- [WORK INSTRUCTIONS] Copy the lines of the items below verbatim, starting at the line that contains "494, 347, 513]" and ending at the line that contains "716, 312, 735]". Include both of those lines and nothing else.

-------------------------

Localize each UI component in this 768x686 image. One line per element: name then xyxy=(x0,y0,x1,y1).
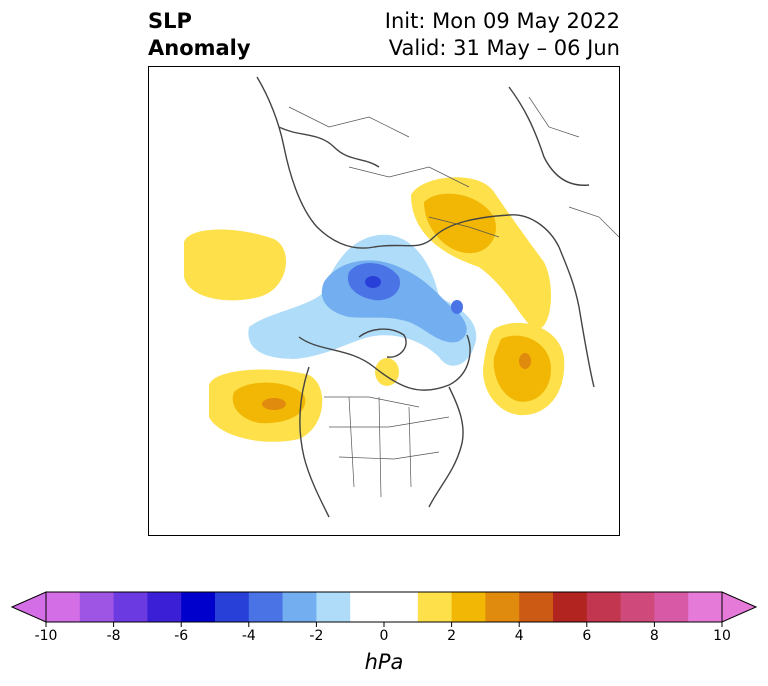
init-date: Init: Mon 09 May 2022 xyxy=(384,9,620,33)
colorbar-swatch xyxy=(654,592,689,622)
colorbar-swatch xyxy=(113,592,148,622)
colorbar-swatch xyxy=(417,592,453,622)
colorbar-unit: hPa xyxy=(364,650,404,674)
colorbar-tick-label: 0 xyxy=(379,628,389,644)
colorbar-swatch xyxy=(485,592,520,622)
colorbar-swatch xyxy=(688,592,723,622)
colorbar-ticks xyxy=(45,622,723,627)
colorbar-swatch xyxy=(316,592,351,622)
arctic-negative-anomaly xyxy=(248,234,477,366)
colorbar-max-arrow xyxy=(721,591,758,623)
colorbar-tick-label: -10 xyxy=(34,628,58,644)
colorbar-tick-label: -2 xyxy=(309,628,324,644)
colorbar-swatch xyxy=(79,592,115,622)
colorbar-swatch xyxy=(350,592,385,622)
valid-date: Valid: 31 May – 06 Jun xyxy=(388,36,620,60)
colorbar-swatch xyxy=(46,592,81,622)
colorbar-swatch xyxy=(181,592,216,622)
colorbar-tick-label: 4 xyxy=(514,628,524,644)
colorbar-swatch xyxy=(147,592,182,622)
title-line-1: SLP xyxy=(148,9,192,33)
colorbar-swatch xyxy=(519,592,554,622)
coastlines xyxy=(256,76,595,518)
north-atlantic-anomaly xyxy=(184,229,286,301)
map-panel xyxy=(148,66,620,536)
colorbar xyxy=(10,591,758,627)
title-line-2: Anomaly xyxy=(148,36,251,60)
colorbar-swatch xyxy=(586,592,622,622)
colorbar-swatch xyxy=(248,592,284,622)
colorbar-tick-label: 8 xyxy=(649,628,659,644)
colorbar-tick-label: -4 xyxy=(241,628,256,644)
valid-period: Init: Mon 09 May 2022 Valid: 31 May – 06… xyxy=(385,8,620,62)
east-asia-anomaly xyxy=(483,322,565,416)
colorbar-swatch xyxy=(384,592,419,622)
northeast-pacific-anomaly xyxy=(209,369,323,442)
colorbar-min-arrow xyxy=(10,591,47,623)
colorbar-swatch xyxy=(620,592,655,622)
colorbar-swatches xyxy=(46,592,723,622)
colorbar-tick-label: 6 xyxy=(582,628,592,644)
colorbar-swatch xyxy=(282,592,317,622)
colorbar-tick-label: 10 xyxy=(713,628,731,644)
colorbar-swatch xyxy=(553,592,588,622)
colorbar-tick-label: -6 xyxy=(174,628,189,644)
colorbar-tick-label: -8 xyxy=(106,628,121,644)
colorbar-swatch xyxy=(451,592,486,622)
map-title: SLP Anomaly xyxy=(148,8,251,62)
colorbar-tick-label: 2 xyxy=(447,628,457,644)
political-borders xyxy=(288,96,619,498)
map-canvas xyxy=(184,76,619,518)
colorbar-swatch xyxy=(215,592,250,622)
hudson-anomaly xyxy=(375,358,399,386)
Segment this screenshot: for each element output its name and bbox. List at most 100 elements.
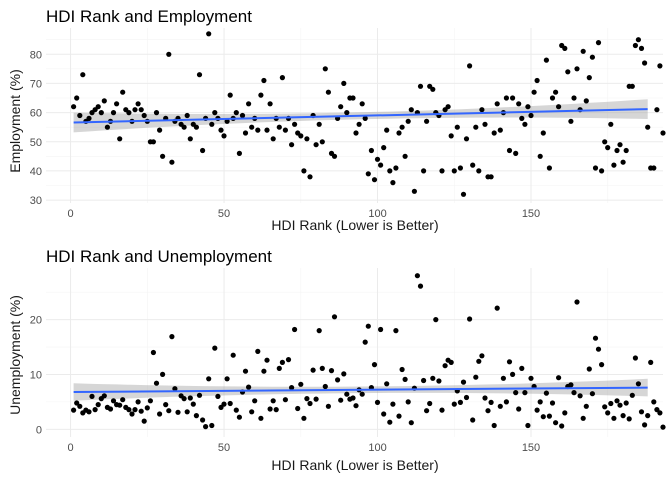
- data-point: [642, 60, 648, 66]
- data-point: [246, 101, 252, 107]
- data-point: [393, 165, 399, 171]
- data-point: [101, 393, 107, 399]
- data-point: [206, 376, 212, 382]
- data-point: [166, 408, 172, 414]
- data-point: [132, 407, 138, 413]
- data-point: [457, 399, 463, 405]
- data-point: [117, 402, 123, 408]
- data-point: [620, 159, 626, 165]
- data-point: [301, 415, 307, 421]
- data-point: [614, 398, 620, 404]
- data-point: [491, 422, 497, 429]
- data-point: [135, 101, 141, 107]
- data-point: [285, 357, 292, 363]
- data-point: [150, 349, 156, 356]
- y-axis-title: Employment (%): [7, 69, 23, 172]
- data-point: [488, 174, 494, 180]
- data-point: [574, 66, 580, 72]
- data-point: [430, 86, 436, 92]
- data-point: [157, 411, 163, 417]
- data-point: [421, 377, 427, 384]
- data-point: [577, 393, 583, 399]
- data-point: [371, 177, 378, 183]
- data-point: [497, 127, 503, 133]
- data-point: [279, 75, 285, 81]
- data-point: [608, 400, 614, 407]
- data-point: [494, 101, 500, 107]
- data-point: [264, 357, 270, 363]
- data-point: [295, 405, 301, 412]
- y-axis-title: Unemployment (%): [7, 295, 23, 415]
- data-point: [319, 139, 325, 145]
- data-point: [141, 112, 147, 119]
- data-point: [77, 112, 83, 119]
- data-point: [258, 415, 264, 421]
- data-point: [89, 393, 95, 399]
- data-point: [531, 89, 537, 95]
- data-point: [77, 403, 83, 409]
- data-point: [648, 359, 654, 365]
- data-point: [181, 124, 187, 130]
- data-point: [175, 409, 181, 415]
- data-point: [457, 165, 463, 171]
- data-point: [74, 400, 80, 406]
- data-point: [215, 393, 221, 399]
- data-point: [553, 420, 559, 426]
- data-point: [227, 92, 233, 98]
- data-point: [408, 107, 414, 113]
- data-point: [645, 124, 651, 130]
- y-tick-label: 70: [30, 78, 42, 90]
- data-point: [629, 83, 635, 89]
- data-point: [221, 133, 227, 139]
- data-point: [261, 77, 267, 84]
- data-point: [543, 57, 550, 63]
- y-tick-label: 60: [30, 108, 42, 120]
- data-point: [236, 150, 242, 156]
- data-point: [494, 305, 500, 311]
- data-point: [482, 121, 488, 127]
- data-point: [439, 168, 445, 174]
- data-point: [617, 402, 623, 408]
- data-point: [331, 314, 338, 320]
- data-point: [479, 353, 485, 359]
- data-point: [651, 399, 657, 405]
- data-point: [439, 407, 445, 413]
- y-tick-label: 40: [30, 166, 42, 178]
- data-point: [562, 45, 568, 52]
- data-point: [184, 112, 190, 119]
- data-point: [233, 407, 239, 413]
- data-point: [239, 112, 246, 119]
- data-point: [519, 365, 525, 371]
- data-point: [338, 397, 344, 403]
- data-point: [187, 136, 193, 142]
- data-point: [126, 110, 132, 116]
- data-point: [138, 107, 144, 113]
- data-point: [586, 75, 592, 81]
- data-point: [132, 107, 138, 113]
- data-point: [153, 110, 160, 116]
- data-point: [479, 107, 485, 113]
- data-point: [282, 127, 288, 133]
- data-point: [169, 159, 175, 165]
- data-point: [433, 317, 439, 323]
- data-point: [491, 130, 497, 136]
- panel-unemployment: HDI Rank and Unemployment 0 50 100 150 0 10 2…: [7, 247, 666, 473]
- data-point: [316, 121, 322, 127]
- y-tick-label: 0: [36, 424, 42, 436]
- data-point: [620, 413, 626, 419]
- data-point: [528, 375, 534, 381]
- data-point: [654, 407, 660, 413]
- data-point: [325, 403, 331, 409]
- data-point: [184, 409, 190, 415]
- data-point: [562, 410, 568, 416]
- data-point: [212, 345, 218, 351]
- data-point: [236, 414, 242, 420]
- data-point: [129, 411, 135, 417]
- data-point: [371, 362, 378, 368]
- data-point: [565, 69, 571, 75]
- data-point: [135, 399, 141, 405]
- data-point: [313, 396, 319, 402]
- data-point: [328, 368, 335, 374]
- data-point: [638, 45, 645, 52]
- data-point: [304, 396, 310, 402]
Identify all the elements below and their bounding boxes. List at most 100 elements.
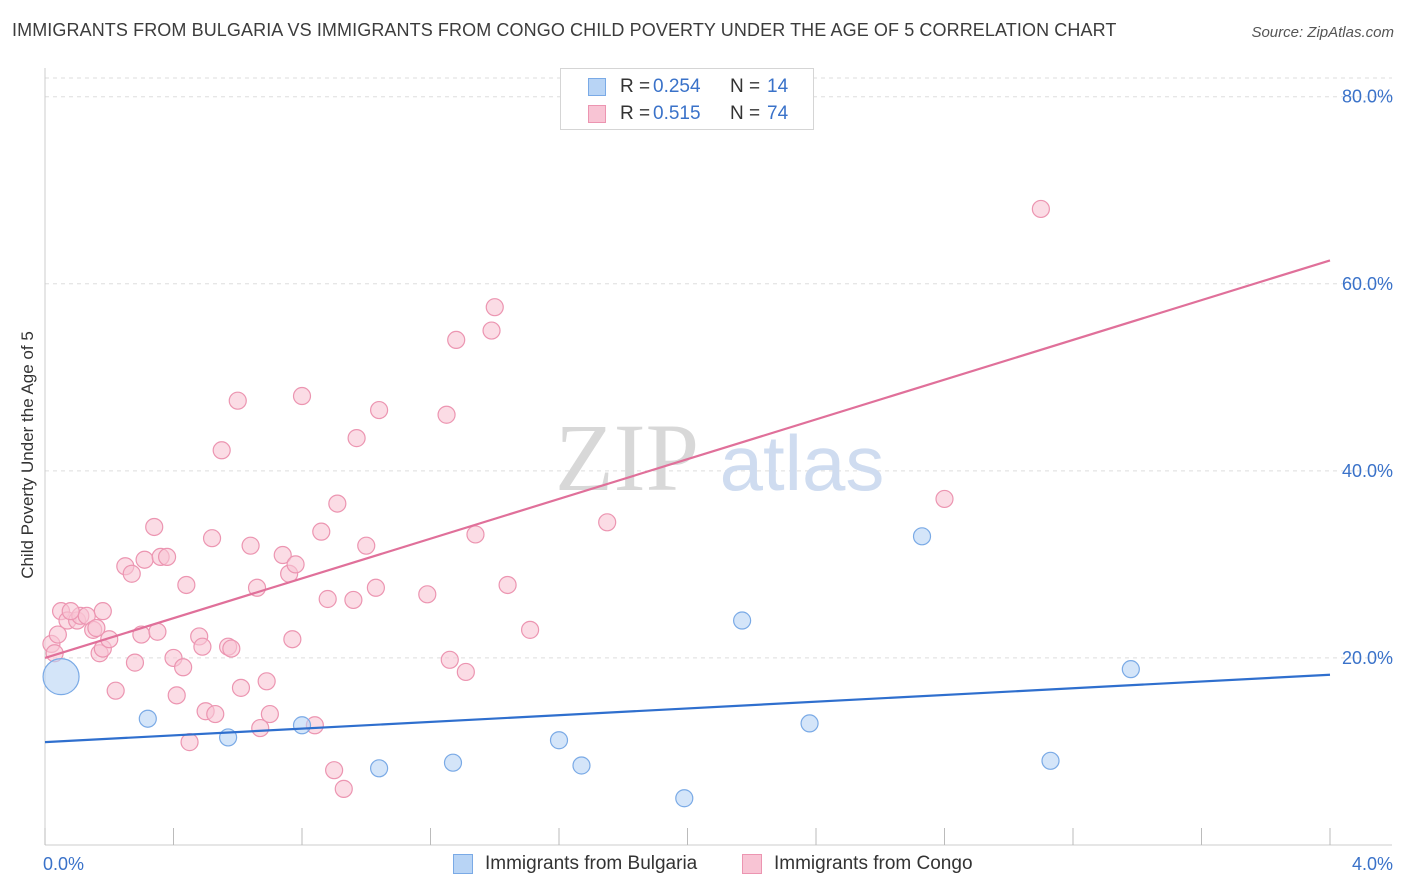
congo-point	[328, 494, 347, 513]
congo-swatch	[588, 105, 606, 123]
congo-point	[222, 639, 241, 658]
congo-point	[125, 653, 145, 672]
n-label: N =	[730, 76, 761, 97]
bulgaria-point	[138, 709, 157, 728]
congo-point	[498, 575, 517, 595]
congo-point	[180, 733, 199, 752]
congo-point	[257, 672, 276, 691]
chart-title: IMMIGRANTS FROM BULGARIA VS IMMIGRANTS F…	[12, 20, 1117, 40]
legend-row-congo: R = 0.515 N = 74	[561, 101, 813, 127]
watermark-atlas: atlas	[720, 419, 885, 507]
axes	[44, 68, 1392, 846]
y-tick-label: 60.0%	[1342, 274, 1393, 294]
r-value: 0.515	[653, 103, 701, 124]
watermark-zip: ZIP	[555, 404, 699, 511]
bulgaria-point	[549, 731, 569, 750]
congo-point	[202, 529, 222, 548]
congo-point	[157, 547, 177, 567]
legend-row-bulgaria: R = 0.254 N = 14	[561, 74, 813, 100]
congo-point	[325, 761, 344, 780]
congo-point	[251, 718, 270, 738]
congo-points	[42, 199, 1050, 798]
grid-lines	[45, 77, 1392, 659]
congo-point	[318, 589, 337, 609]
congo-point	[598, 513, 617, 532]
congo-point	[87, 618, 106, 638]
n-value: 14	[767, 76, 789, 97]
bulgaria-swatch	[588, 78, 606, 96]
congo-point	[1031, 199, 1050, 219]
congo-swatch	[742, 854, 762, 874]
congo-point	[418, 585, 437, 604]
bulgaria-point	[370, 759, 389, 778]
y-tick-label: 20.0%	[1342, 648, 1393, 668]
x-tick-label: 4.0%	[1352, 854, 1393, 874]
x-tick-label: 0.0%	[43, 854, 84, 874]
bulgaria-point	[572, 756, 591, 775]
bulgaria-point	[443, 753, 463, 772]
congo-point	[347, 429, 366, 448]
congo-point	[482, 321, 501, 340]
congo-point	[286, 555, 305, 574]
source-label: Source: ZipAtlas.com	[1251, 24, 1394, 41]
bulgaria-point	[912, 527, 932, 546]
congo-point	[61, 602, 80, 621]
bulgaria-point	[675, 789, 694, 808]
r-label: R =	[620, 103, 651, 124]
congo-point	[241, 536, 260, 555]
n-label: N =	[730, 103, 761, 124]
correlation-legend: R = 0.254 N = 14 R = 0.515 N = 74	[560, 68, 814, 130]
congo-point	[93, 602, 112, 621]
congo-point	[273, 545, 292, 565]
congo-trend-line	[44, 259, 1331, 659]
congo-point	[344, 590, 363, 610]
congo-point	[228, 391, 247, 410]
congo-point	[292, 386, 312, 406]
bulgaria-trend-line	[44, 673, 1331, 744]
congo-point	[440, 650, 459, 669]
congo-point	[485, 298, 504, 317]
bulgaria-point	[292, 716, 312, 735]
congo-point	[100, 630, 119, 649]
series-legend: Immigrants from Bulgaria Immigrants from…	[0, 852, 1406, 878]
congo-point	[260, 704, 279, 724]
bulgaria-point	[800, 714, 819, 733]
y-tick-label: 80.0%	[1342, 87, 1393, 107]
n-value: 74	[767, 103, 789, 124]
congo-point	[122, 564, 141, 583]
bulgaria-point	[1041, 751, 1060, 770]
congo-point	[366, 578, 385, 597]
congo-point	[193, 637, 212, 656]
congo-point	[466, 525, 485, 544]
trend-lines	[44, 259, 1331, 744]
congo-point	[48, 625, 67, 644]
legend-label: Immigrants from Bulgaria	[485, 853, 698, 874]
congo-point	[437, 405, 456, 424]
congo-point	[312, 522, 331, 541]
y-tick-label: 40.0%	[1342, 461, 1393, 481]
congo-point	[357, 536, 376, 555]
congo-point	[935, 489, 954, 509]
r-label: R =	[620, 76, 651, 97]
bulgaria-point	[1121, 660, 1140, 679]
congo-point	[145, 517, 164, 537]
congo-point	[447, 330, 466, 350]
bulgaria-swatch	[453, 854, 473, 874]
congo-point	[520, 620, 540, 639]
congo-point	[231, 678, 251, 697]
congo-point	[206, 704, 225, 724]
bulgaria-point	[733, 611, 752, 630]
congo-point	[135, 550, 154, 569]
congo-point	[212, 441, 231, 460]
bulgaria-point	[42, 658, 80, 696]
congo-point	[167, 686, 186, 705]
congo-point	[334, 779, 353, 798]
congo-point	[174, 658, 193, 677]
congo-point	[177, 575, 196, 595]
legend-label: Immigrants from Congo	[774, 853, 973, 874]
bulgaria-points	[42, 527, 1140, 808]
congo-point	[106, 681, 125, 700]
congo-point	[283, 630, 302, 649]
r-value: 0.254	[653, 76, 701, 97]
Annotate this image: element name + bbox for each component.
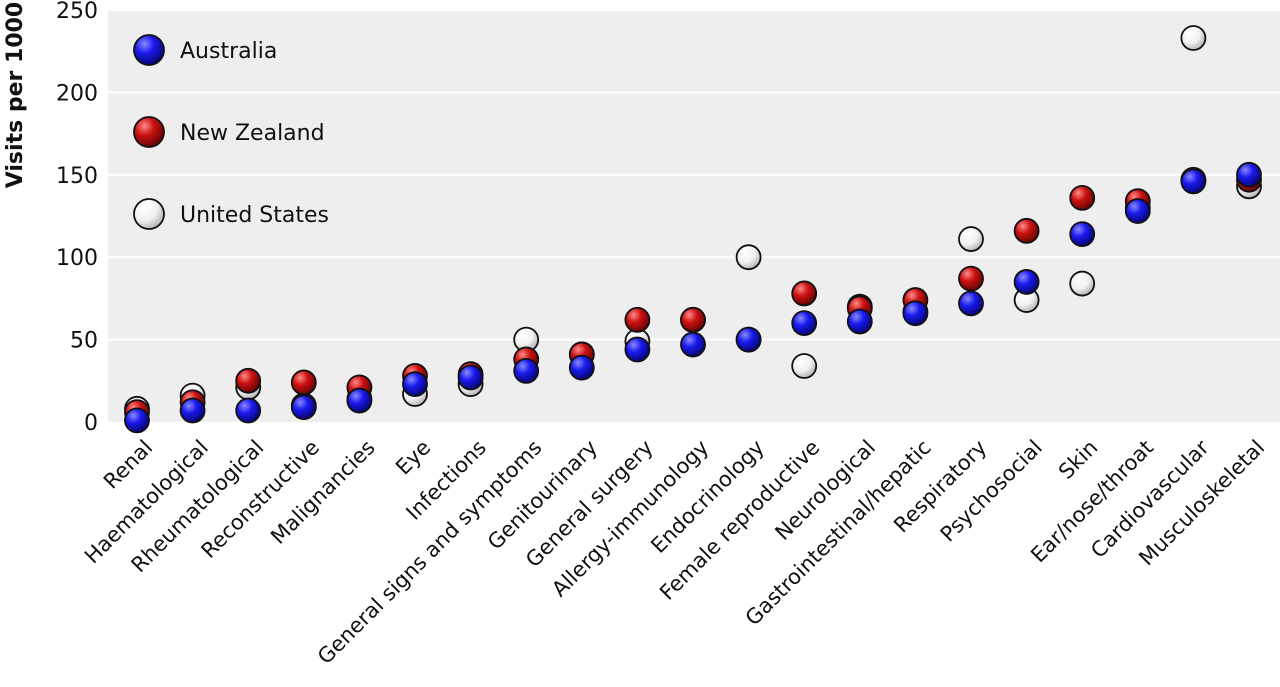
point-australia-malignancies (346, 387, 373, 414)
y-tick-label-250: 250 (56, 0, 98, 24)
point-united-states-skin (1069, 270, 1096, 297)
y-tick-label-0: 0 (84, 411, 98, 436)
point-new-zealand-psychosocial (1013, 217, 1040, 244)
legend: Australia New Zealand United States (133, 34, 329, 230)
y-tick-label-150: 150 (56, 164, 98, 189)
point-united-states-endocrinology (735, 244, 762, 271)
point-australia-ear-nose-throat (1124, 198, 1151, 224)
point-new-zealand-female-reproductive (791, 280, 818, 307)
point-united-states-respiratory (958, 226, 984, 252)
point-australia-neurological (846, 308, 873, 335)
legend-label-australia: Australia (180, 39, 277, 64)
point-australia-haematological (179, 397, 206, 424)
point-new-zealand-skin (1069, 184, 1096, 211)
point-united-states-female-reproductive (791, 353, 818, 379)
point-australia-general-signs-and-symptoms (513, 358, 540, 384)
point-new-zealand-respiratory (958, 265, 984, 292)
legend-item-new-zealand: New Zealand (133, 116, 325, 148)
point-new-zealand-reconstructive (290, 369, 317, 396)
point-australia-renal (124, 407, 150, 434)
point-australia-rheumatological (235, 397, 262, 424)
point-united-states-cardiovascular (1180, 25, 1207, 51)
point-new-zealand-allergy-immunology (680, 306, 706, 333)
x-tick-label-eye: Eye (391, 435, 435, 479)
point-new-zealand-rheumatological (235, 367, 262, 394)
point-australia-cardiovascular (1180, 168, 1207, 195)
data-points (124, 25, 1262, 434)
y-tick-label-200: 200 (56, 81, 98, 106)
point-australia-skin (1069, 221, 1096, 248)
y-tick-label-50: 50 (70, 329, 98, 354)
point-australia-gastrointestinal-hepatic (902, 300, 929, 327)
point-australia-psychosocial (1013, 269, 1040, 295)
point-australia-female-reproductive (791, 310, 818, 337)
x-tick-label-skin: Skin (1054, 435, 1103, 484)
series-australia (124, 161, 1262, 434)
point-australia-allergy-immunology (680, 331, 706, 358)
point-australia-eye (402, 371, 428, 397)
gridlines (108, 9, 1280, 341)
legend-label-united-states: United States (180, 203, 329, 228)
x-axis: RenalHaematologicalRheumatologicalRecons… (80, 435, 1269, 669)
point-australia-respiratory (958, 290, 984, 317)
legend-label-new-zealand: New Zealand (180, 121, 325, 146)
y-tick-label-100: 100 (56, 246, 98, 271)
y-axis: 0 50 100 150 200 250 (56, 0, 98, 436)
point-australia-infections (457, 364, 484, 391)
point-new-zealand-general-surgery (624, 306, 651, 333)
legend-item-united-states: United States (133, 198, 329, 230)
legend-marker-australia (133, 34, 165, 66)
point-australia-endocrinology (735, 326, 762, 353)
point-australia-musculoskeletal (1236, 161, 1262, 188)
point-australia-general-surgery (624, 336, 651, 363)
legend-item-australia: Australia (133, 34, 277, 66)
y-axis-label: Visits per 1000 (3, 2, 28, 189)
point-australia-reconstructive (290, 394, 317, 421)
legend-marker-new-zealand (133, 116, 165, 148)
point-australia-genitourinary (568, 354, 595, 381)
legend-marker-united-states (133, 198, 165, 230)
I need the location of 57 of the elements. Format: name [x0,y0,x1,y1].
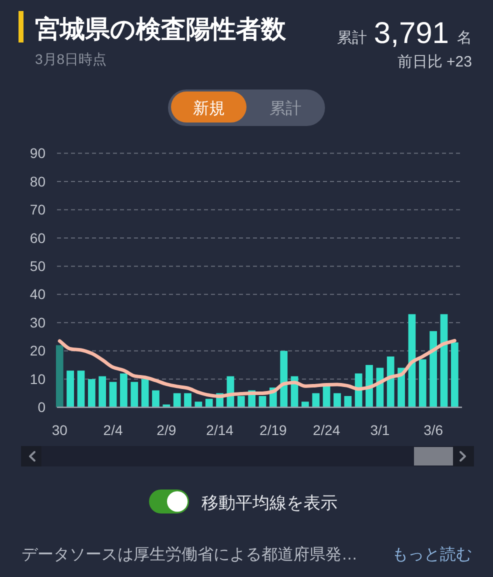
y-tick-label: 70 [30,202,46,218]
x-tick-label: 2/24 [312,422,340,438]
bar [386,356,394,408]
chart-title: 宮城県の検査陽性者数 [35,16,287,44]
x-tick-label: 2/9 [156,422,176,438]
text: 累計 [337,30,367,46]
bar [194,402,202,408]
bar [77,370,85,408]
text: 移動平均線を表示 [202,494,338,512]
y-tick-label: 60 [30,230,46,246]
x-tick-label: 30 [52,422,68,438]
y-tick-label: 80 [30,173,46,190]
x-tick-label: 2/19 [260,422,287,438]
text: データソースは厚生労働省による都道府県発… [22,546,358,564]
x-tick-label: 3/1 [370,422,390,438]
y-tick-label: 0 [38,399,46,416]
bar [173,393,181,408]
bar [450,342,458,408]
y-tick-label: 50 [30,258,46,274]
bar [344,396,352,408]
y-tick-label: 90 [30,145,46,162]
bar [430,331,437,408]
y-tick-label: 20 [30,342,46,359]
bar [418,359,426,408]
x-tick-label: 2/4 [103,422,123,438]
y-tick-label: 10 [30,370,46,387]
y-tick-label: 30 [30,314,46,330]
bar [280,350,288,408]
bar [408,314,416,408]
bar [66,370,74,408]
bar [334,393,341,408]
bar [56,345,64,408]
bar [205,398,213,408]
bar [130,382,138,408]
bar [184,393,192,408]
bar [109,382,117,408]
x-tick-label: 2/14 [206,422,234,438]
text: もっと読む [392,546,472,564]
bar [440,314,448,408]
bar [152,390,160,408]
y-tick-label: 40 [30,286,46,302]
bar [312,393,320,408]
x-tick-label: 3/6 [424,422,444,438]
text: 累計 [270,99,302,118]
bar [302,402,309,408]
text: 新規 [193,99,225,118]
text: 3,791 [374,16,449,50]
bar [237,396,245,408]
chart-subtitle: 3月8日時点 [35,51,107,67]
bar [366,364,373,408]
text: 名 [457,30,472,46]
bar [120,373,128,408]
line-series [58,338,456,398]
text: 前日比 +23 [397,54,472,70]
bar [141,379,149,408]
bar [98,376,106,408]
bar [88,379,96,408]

-------------------------

- [FINISHED TASK]
congo-point	[328, 494, 347, 513]
congo-swatch	[588, 105, 606, 123]
congo-point	[222, 639, 241, 658]
congo-point	[125, 653, 145, 672]
n-label: N =	[730, 76, 761, 97]
bulgaria-point	[138, 709, 157, 728]
congo-point	[498, 575, 517, 595]
congo-point	[180, 733, 199, 752]
congo-point	[257, 672, 276, 691]
chart-title: IMMIGRANTS FROM BULGARIA VS IMMIGRANTS F…	[12, 20, 1117, 40]
legend-row-congo: R = 0.515 N = 74	[561, 101, 813, 127]
watermark-atlas: atlas	[720, 419, 885, 507]
axes	[44, 68, 1392, 846]
y-tick-label: 60.0%	[1342, 274, 1393, 294]
r-value: 0.515	[653, 103, 701, 124]
watermark-zip: ZIP	[555, 404, 699, 511]
bulgaria-point	[549, 731, 569, 750]
congo-point	[202, 529, 222, 548]
congo-point	[157, 547, 177, 567]
legend-row-bulgaria: R = 0.254 N = 14	[561, 74, 813, 100]
congo-point	[325, 761, 344, 780]
congo-point	[251, 718, 270, 738]
congo-points	[42, 199, 1050, 798]
grid-lines	[45, 77, 1392, 659]
congo-point	[318, 589, 337, 609]
congo-point	[598, 513, 617, 532]
congo-point	[87, 618, 106, 638]
n-value: 14	[767, 76, 789, 97]
bulgaria-swatch	[588, 78, 606, 96]
congo-point	[1031, 199, 1050, 219]
congo-swatch	[742, 854, 762, 874]
congo-point	[418, 585, 437, 604]
bulgaria-point	[370, 759, 389, 778]
y-tick-label: 20.0%	[1342, 648, 1393, 668]
x-tick-label: 4.0%	[1352, 854, 1393, 874]
x-tick-label: 0.0%	[43, 854, 84, 874]
bulgaria-point	[572, 756, 591, 775]
bulgaria-point	[443, 753, 463, 772]
congo-point	[347, 429, 366, 448]
congo-point	[482, 321, 501, 340]
congo-point	[286, 555, 305, 574]
source-label: Source: ZipAtlas.com	[1251, 24, 1394, 41]
bulgaria-point	[912, 527, 932, 546]
congo-point	[61, 602, 80, 621]
bulgaria-point	[675, 789, 694, 808]
r-label: R =	[620, 103, 651, 124]
congo-point	[241, 536, 260, 555]
n-label: N =	[730, 103, 761, 124]
correlation-legend: R = 0.254 N = 14 R = 0.515 N = 74	[560, 68, 814, 130]
congo-point	[93, 602, 112, 621]
congo-point	[273, 545, 292, 565]
congo-trend-line	[44, 259, 1331, 659]
congo-point	[344, 590, 363, 610]
congo-point	[228, 391, 247, 410]
congo-point	[292, 386, 312, 406]
bulgaria-trend-line	[44, 673, 1331, 744]
congo-point	[440, 650, 459, 669]
congo-point	[485, 298, 504, 317]
bulgaria-point	[292, 716, 312, 735]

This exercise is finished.